[Saved data entries]
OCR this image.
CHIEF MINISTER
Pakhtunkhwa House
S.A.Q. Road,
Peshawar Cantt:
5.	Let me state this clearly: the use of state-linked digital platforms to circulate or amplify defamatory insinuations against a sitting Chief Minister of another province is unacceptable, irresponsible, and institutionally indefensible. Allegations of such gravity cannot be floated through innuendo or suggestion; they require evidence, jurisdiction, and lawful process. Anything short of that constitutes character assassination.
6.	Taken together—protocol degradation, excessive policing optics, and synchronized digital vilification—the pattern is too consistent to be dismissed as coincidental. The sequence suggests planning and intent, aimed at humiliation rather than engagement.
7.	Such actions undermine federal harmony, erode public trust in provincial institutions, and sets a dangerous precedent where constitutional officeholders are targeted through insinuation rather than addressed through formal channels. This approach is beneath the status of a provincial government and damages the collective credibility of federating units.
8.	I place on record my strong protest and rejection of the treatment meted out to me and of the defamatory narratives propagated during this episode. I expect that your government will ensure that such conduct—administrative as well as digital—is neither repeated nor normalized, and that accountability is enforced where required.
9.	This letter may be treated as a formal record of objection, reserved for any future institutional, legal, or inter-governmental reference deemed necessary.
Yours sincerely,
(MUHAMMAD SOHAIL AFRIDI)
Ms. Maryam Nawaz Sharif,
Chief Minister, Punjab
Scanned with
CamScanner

* * *

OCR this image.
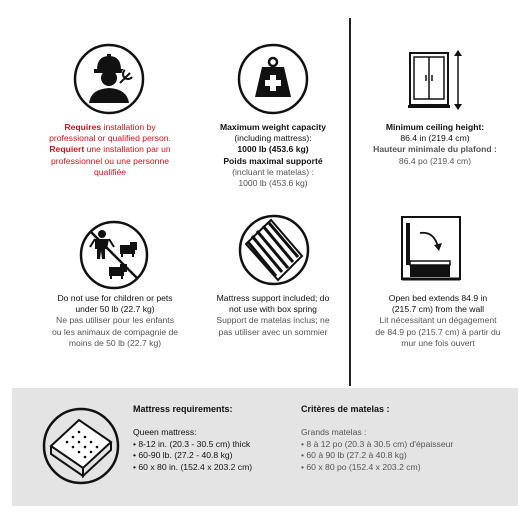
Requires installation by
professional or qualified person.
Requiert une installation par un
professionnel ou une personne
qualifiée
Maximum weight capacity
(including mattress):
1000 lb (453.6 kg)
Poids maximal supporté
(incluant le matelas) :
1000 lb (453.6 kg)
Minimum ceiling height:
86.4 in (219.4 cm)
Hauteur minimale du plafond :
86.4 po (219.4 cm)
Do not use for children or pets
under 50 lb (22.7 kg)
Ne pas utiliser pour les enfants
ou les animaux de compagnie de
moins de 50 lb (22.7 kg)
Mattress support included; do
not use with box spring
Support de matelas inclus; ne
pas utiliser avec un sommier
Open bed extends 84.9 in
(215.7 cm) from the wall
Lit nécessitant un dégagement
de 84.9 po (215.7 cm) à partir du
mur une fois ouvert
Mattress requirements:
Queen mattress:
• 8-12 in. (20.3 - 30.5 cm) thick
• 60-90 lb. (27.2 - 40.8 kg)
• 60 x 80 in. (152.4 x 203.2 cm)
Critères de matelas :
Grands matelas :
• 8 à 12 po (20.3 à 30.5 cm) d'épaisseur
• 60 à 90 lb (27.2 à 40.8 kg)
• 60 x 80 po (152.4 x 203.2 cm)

--

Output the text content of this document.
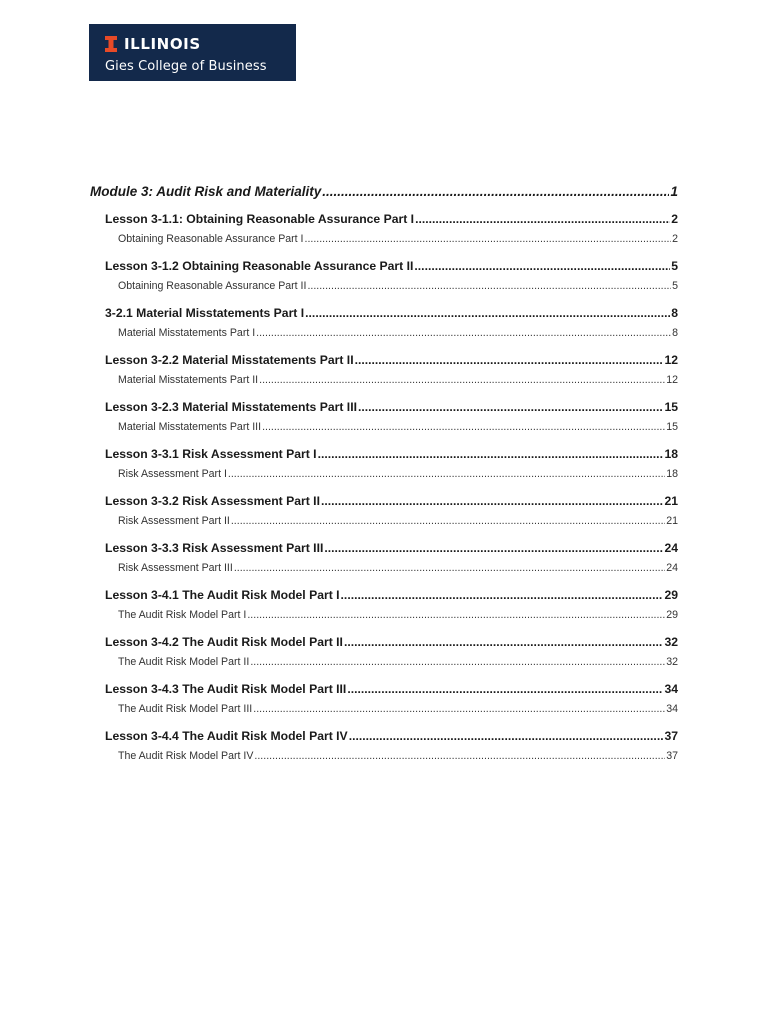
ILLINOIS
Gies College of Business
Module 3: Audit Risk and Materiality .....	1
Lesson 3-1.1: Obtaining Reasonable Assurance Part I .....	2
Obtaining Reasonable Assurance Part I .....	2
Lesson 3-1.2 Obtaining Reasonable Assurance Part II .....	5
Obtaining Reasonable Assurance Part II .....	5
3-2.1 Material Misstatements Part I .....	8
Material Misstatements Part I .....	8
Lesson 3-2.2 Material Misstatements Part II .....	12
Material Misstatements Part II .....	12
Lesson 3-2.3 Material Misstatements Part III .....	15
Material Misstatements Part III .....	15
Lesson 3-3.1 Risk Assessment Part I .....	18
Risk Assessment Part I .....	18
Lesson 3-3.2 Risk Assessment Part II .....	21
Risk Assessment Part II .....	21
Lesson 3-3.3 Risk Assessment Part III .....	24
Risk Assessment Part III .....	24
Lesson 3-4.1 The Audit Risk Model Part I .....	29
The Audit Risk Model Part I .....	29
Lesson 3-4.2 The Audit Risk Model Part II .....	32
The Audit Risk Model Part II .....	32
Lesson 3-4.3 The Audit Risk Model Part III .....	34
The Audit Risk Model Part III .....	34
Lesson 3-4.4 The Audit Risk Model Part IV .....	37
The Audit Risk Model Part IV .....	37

→ Exercise description
Go through the listing above and work out how many lines contain the string "Audit". Reply with the number alone.

→ Response to this task
9